Repeat verbatim each line from the line with "Convert this chart" to the end of the entries. Pictures do not belong in the copy.

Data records
= = =
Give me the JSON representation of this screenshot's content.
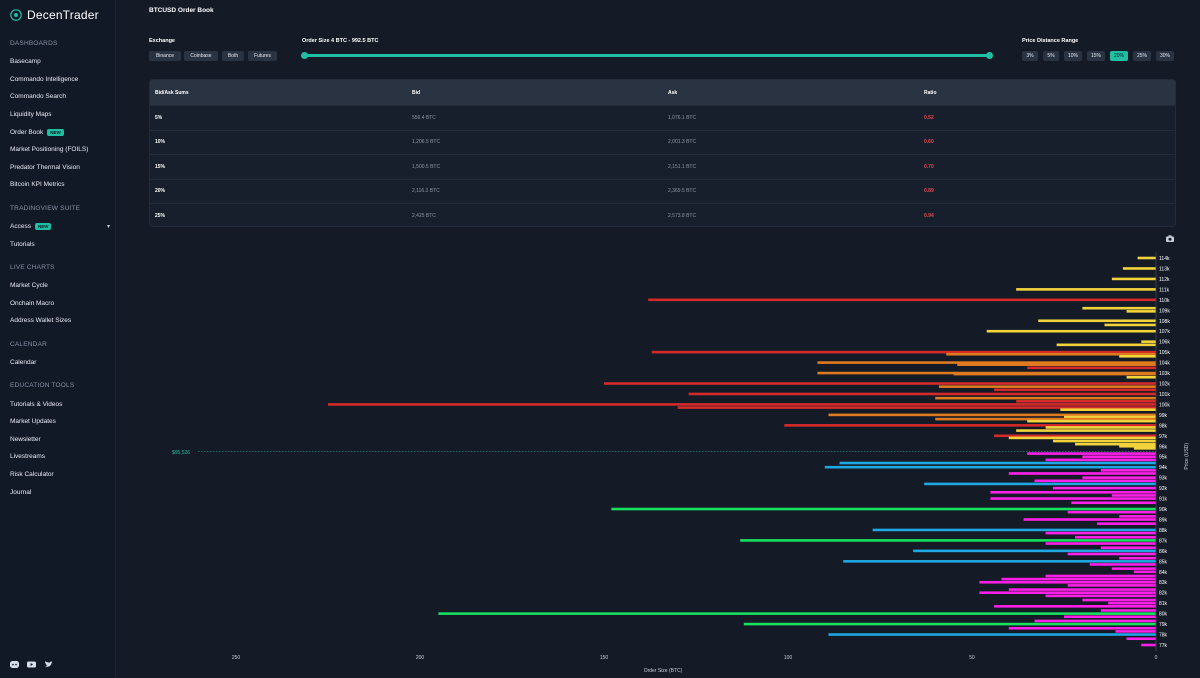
{
  "app": {
    "name": "DecenTrader"
  },
  "sidebar": {
    "sections": [
      {
        "title": "DASHBOARDS",
        "items": [
          {
            "label": "Basecamp"
          },
          {
            "label": "Commando Intelligence"
          },
          {
            "label": "Commando Search"
          },
          {
            "label": "Liquidity Maps"
          },
          {
            "label": "Order Book",
            "badge": "NEW"
          },
          {
            "label": "Market Positioning (FOILS)"
          },
          {
            "label": "Predator Thermal Vision"
          },
          {
            "label": "Bitcoin KPI Metrics"
          }
        ]
      },
      {
        "title": "TRADINGVIEW SUITE",
        "items": [
          {
            "label": "Access",
            "badge": "NEW",
            "chevron": true
          },
          {
            "label": "Tutorials"
          }
        ]
      },
      {
        "title": "LIVE CHARTS",
        "items": [
          {
            "label": "Market Cycle"
          },
          {
            "label": "Onchain Macro"
          },
          {
            "label": "Address Wallet Sizes"
          }
        ]
      },
      {
        "title": "CALENDAR",
        "items": [
          {
            "label": "Calendar"
          }
        ]
      },
      {
        "title": "EDUCATION TOOLS",
        "items": [
          {
            "label": "Tutorials & Videos"
          },
          {
            "label": "Market Updates"
          },
          {
            "label": "Newsletter"
          },
          {
            "label": "Livestreams"
          },
          {
            "label": "Risk Calculator"
          },
          {
            "label": "Journal"
          }
        ]
      }
    ],
    "social_icons": [
      "discord-icon",
      "youtube-icon",
      "twitter-icon"
    ]
  },
  "page": {
    "title": "BTCUSD Order Book"
  },
  "controls": {
    "exchange_label": "Exchange",
    "exchanges": [
      "Binance",
      "Coinbase",
      "Both",
      "Futures"
    ],
    "exchange_selected": "Binance",
    "order_size_label": "Order Size 4 BTC - 992.5 BTC",
    "order_size_min": 4,
    "order_size_max": 992.5,
    "order_size_low_fraction": 0.0,
    "order_size_high_fraction": 1.0,
    "price_range_label": "Price Distance Range",
    "price_ranges": [
      "3%",
      "5%",
      "10%",
      "15%",
      "20%",
      "25%",
      "30%"
    ],
    "price_range_selected": "20%"
  },
  "table": {
    "headers": [
      "Bid/Ask Sums",
      "Bid",
      "Ask",
      "Ratio"
    ],
    "rows": [
      [
        "5%",
        "556.4 BTC",
        "1,076.1 BTC",
        "0.52"
      ],
      [
        "10%",
        "1,206.5 BTC",
        "2,001.3 BTC",
        "0.60"
      ],
      [
        "15%",
        "1,500.5 BTC",
        "2,151.1 BTC",
        "0.70"
      ],
      [
        "20%",
        "2,116.3 BTC",
        "2,369.5 BTC",
        "0.89"
      ],
      [
        "25%",
        "2,425 BTC",
        "2,573.8 BTC",
        "0.94"
      ]
    ]
  },
  "colors": {
    "accent": "#1fbfa3",
    "ask_strong": "#d42a2a",
    "ask_mid": "#e07a1f",
    "ask_weak": "#f2d33a",
    "bid_strong": "#18e05f",
    "bid_mid": "#1ea7e0",
    "bid_weak": "#ff1fe8"
  },
  "chart_data": {
    "type": "bar",
    "orientation": "horizontal",
    "xlabel": "Order Size (BTC)",
    "ylabel": "Price (USD)",
    "xlim": [
      0,
      250
    ],
    "xticks": [
      0,
      50,
      100,
      150,
      200,
      250
    ],
    "xtick_labels": [
      "0",
      "50",
      "100",
      "150",
      "200",
      "250"
    ],
    "price_ticks": [
      "114k",
      "113k",
      "112k",
      "111k",
      "110k",
      "109k",
      "108k",
      "107k",
      "106k",
      "105k",
      "104k",
      "103k",
      "102k",
      "101k",
      "100k",
      "99k",
      "98k",
      "97k",
      "96k",
      "95k",
      "94k",
      "93k",
      "92k",
      "91k",
      "90k",
      "89k",
      "88k",
      "87k",
      "86k",
      "85k",
      "84k",
      "83k",
      "82k",
      "81k",
      "80k",
      "79k",
      "78k",
      "77k"
    ],
    "current_price_label": "$95,526",
    "current_price": 95526,
    "series": [
      {
        "name": "asks",
        "bars": [
          {
            "p": 114.0,
            "v": 5,
            "c": "weak"
          },
          {
            "p": 113.0,
            "v": 9,
            "c": "weak"
          },
          {
            "p": 112.0,
            "v": 12,
            "c": "weak"
          },
          {
            "p": 111.0,
            "v": 38,
            "c": "weak"
          },
          {
            "p": 110.0,
            "v": 138,
            "c": "strong"
          },
          {
            "p": 109.2,
            "v": 20,
            "c": "weak"
          },
          {
            "p": 108.9,
            "v": 8,
            "c": "weak"
          },
          {
            "p": 108.0,
            "v": 32,
            "c": "weak"
          },
          {
            "p": 107.6,
            "v": 14,
            "c": "weak"
          },
          {
            "p": 107.0,
            "v": 46,
            "c": "weak"
          },
          {
            "p": 106.0,
            "v": 4,
            "c": "weak"
          },
          {
            "p": 105.7,
            "v": 27,
            "c": "weak"
          },
          {
            "p": 105.0,
            "v": 137,
            "c": "strong"
          },
          {
            "p": 104.8,
            "v": 57,
            "c": "mid"
          },
          {
            "p": 104.6,
            "v": 10,
            "c": "weak"
          },
          {
            "p": 104.0,
            "v": 92,
            "c": "mid"
          },
          {
            "p": 103.8,
            "v": 54,
            "c": "mid"
          },
          {
            "p": 103.5,
            "v": 35,
            "c": "strong"
          },
          {
            "p": 103.0,
            "v": 92,
            "c": "mid"
          },
          {
            "p": 102.9,
            "v": 55,
            "c": "mid"
          },
          {
            "p": 102.6,
            "v": 8,
            "c": "weak"
          },
          {
            "p": 102.0,
            "v": 150,
            "c": "strong"
          },
          {
            "p": 101.7,
            "v": 59,
            "c": "mid"
          },
          {
            "p": 101.4,
            "v": 44,
            "c": "strong"
          },
          {
            "p": 101.0,
            "v": 127,
            "c": "strong"
          },
          {
            "p": 100.6,
            "v": 60,
            "c": "mid"
          },
          {
            "p": 100.3,
            "v": 38,
            "c": "strong"
          },
          {
            "p": 100.0,
            "v": 225,
            "c": "strong"
          },
          {
            "p": 99.7,
            "v": 130,
            "c": "strong"
          },
          {
            "p": 99.5,
            "v": 26,
            "c": "weak"
          },
          {
            "p": 99.0,
            "v": 89,
            "c": "mid"
          },
          {
            "p": 98.8,
            "v": 25,
            "c": "weak"
          },
          {
            "p": 98.6,
            "v": 60,
            "c": "mid"
          },
          {
            "p": 98.4,
            "v": 35,
            "c": "weak"
          },
          {
            "p": 98.0,
            "v": 101,
            "c": "strong"
          },
          {
            "p": 97.8,
            "v": 30,
            "c": "weak"
          },
          {
            "p": 97.5,
            "v": 38,
            "c": "weak"
          },
          {
            "p": 97.0,
            "v": 44,
            "c": "strong"
          },
          {
            "p": 96.8,
            "v": 40,
            "c": "weak"
          },
          {
            "p": 96.5,
            "v": 28,
            "c": "weak"
          },
          {
            "p": 96.2,
            "v": 22,
            "c": "weak"
          },
          {
            "p": 96.0,
            "v": 10,
            "c": "weak"
          },
          {
            "p": 95.8,
            "v": 6,
            "c": "weak"
          }
        ]
      },
      {
        "name": "bids",
        "bars": [
          {
            "p": 95.3,
            "v": 35,
            "c": "weak"
          },
          {
            "p": 95.0,
            "v": 20,
            "c": "weak"
          },
          {
            "p": 94.7,
            "v": 30,
            "c": "weak"
          },
          {
            "p": 94.4,
            "v": 86,
            "c": "mid"
          },
          {
            "p": 94.0,
            "v": 90,
            "c": "mid"
          },
          {
            "p": 93.7,
            "v": 15,
            "c": "weak"
          },
          {
            "p": 93.4,
            "v": 40,
            "c": "weak"
          },
          {
            "p": 93.0,
            "v": 20,
            "c": "weak"
          },
          {
            "p": 92.7,
            "v": 33,
            "c": "weak"
          },
          {
            "p": 92.4,
            "v": 63,
            "c": "mid"
          },
          {
            "p": 92.0,
            "v": 28,
            "c": "weak"
          },
          {
            "p": 91.6,
            "v": 45,
            "c": "weak"
          },
          {
            "p": 91.3,
            "v": 12,
            "c": "weak"
          },
          {
            "p": 91.0,
            "v": 45,
            "c": "weak"
          },
          {
            "p": 90.6,
            "v": 23,
            "c": "weak"
          },
          {
            "p": 90.0,
            "v": 148,
            "c": "strong"
          },
          {
            "p": 89.7,
            "v": 24,
            "c": "weak"
          },
          {
            "p": 89.3,
            "v": 10,
            "c": "weak"
          },
          {
            "p": 89.0,
            "v": 36,
            "c": "weak"
          },
          {
            "p": 88.6,
            "v": 16,
            "c": "weak"
          },
          {
            "p": 88.0,
            "v": 77,
            "c": "mid"
          },
          {
            "p": 87.7,
            "v": 30,
            "c": "weak"
          },
          {
            "p": 87.3,
            "v": 22,
            "c": "weak"
          },
          {
            "p": 87.0,
            "v": 113,
            "c": "strong"
          },
          {
            "p": 86.7,
            "v": 30,
            "c": "weak"
          },
          {
            "p": 86.3,
            "v": 15,
            "c": "weak"
          },
          {
            "p": 86.0,
            "v": 66,
            "c": "mid"
          },
          {
            "p": 85.7,
            "v": 24,
            "c": "weak"
          },
          {
            "p": 85.3,
            "v": 10,
            "c": "weak"
          },
          {
            "p": 85.0,
            "v": 85,
            "c": "mid"
          },
          {
            "p": 84.7,
            "v": 18,
            "c": "weak"
          },
          {
            "p": 84.3,
            "v": 12,
            "c": "weak"
          },
          {
            "p": 84.0,
            "v": 6,
            "c": "weak"
          },
          {
            "p": 83.6,
            "v": 30,
            "c": "weak"
          },
          {
            "p": 83.3,
            "v": 42,
            "c": "weak"
          },
          {
            "p": 83.0,
            "v": 48,
            "c": "weak"
          },
          {
            "p": 82.7,
            "v": 24,
            "c": "weak"
          },
          {
            "p": 82.3,
            "v": 40,
            "c": "weak"
          },
          {
            "p": 82.0,
            "v": 48,
            "c": "weak"
          },
          {
            "p": 81.7,
            "v": 30,
            "c": "weak"
          },
          {
            "p": 81.3,
            "v": 20,
            "c": "weak"
          },
          {
            "p": 81.0,
            "v": 13,
            "c": "weak"
          },
          {
            "p": 80.7,
            "v": 44,
            "c": "weak"
          },
          {
            "p": 80.3,
            "v": 15,
            "c": "weak"
          },
          {
            "p": 80.0,
            "v": 195,
            "c": "strong"
          },
          {
            "p": 79.7,
            "v": 25,
            "c": "weak"
          },
          {
            "p": 79.3,
            "v": 33,
            "c": "weak"
          },
          {
            "p": 79.0,
            "v": 112,
            "c": "strong"
          },
          {
            "p": 78.6,
            "v": 40,
            "c": "weak"
          },
          {
            "p": 78.3,
            "v": 11,
            "c": "weak"
          },
          {
            "p": 78.0,
            "v": 89,
            "c": "mid"
          },
          {
            "p": 77.6,
            "v": 8,
            "c": "weak"
          },
          {
            "p": 77.0,
            "v": 4,
            "c": "weak"
          }
        ]
      }
    ]
  }
}
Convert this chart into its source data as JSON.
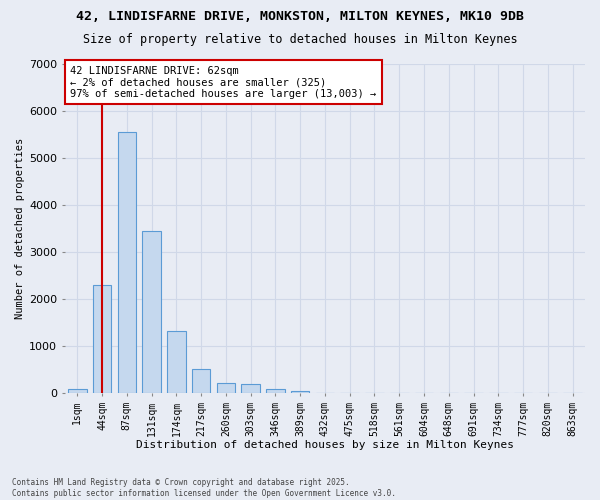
{
  "title_line1": "42, LINDISFARNE DRIVE, MONKSTON, MILTON KEYNES, MK10 9DB",
  "title_line2": "Size of property relative to detached houses in Milton Keynes",
  "xlabel": "Distribution of detached houses by size in Milton Keynes",
  "ylabel": "Number of detached properties",
  "footnote": "Contains HM Land Registry data © Crown copyright and database right 2025.\nContains public sector information licensed under the Open Government Licence v3.0.",
  "bar_labels": [
    "1sqm",
    "44sqm",
    "87sqm",
    "131sqm",
    "174sqm",
    "217sqm",
    "260sqm",
    "303sqm",
    "346sqm",
    "389sqm",
    "432sqm",
    "475sqm",
    "518sqm",
    "561sqm",
    "604sqm",
    "648sqm",
    "691sqm",
    "734sqm",
    "777sqm",
    "820sqm",
    "863sqm"
  ],
  "bar_values": [
    80,
    2300,
    5550,
    3450,
    1320,
    520,
    210,
    190,
    90,
    50,
    5,
    0,
    0,
    0,
    0,
    0,
    0,
    0,
    0,
    0,
    0
  ],
  "bar_color": "#c5d8ee",
  "bar_edge_color": "#5b9bd5",
  "background_color": "#e8ecf4",
  "grid_color": "#d0d8e8",
  "ylim": [
    0,
    7000
  ],
  "yticks": [
    0,
    1000,
    2000,
    3000,
    4000,
    5000,
    6000,
    7000
  ],
  "vline_color": "#cc0000",
  "vline_x": 1.0,
  "annotation_title": "42 LINDISFARNE DRIVE: 62sqm",
  "annotation_line2": "← 2% of detached houses are smaller (325)",
  "annotation_line3": "97% of semi-detached houses are larger (13,003) →",
  "annotation_box_edgecolor": "#cc0000",
  "bar_width": 0.75
}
= = =
ANSWER TO THE TASK:
Convert this chart into its source data as JSON.
{
  "title_line1": "42, LINDISFARNE DRIVE, MONKSTON, MILTON KEYNES, MK10 9DB",
  "title_line2": "Size of property relative to detached houses in Milton Keynes",
  "xlabel": "Distribution of detached houses by size in Milton Keynes",
  "ylabel": "Number of detached properties",
  "footnote": "Contains HM Land Registry data © Crown copyright and database right 2025.\nContains public sector information licensed under the Open Government Licence v3.0.",
  "bar_labels": [
    "1sqm",
    "44sqm",
    "87sqm",
    "131sqm",
    "174sqm",
    "217sqm",
    "260sqm",
    "303sqm",
    "346sqm",
    "389sqm",
    "432sqm",
    "475sqm",
    "518sqm",
    "561sqm",
    "604sqm",
    "648sqm",
    "691sqm",
    "734sqm",
    "777sqm",
    "820sqm",
    "863sqm"
  ],
  "bar_values": [
    80,
    2300,
    5550,
    3450,
    1320,
    520,
    210,
    190,
    90,
    50,
    5,
    0,
    0,
    0,
    0,
    0,
    0,
    0,
    0,
    0,
    0
  ],
  "bar_color": "#c5d8ee",
  "bar_edge_color": "#5b9bd5",
  "background_color": "#e8ecf4",
  "grid_color": "#d0d8e8",
  "ylim": [
    0,
    7000
  ],
  "yticks": [
    0,
    1000,
    2000,
    3000,
    4000,
    5000,
    6000,
    7000
  ],
  "vline_color": "#cc0000",
  "vline_x": 1.0,
  "annotation_title": "42 LINDISFARNE DRIVE: 62sqm",
  "annotation_line2": "← 2% of detached houses are smaller (325)",
  "annotation_line3": "97% of semi-detached houses are larger (13,003) →",
  "annotation_box_edgecolor": "#cc0000",
  "bar_width": 0.75
}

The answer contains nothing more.